■ **Required task**
Retype everything in the listing, leaving each line exactly as it is.
* start *
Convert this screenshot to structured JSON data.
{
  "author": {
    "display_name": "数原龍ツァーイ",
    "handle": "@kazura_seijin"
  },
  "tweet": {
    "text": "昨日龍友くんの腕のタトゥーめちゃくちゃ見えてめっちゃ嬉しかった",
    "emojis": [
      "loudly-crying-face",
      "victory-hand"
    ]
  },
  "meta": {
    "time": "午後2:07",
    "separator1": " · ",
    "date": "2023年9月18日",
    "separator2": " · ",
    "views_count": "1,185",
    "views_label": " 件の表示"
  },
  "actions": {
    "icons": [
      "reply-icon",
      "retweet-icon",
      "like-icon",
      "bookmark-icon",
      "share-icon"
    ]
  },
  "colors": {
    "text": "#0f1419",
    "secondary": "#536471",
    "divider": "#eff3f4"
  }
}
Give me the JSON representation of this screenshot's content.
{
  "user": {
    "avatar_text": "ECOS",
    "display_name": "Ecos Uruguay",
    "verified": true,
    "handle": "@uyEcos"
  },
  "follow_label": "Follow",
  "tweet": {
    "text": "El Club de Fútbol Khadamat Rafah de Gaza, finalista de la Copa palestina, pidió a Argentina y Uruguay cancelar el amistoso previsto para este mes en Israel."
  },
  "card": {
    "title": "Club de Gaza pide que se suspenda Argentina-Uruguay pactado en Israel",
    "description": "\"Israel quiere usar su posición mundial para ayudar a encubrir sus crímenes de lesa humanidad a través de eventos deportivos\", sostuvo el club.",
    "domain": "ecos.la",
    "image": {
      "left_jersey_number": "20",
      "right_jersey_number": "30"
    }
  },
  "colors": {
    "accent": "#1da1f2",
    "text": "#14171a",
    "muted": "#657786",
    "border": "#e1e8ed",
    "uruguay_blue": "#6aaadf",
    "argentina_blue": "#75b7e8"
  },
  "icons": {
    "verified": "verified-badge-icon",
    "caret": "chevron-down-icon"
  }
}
* end *
■ **Complete output**
Convert this screenshot to structured JSON data.
{
  "author": {
    "display_name": "数原龍ツァーイ",
    "handle": "@kazura_seijin"
  },
  "tweet": {
    "text": "昨日龍友くんの腕のタトゥーめちゃくちゃ見えてめっちゃ嬉しかった",
    "emojis": [
      "loudly-crying-face",
      "victory-hand"
    ]
  },
  "meta": {
    "time": "午後2:07",
    "separator1": " · ",
    "date": "2023年9月18日",
    "separator2": " · ",
    "views_count": "1,185",
    "views_label": " 件の表示"
  },
  "actions": {
    "icons": [
      "reply-icon",
      "retweet-icon",
      "like-icon",
      "bookmark-icon",
      "share-icon"
    ]
  },
  "colors": {
    "text": "#0f1419",
    "secondary": "#536471",
    "divider": "#eff3f4"
  }
}
Give me the JSON representation of this screenshot's content.
{
  "user": {
    "avatar_text": "ECOS",
    "display_name": "Ecos Uruguay",
    "verified": true,
    "handle": "@uyEcos"
  },
  "follow_label": "Follow",
  "tweet": {
    "text": "El Club de Fútbol Khadamat Rafah de Gaza, finalista de la Copa palestina, pidió a Argentina y Uruguay cancelar el amistoso previsto para este mes en Israel."
  },
  "card": {
    "title": "Club de Gaza pide que se suspenda Argentina-Uruguay pactado en Israel",
    "description": "\"Israel quiere usar su posición mundial para ayudar a encubrir sus crímenes de lesa humanidad a través de eventos deportivos\", sostuvo el club.",
    "domain": "ecos.la",
    "image": {
      "left_jersey_number": "20",
      "right_jersey_number": "30"
    }
  },
  "colors": {
    "accent": "#1da1f2",
    "text": "#14171a",
    "muted": "#657786",
    "border": "#e1e8ed",
    "uruguay_blue": "#6aaadf",
    "argentina_blue": "#75b7e8"
  },
  "icons": {
    "verified": "verified-badge-icon",
    "caret": "chevron-down-icon"
  }
}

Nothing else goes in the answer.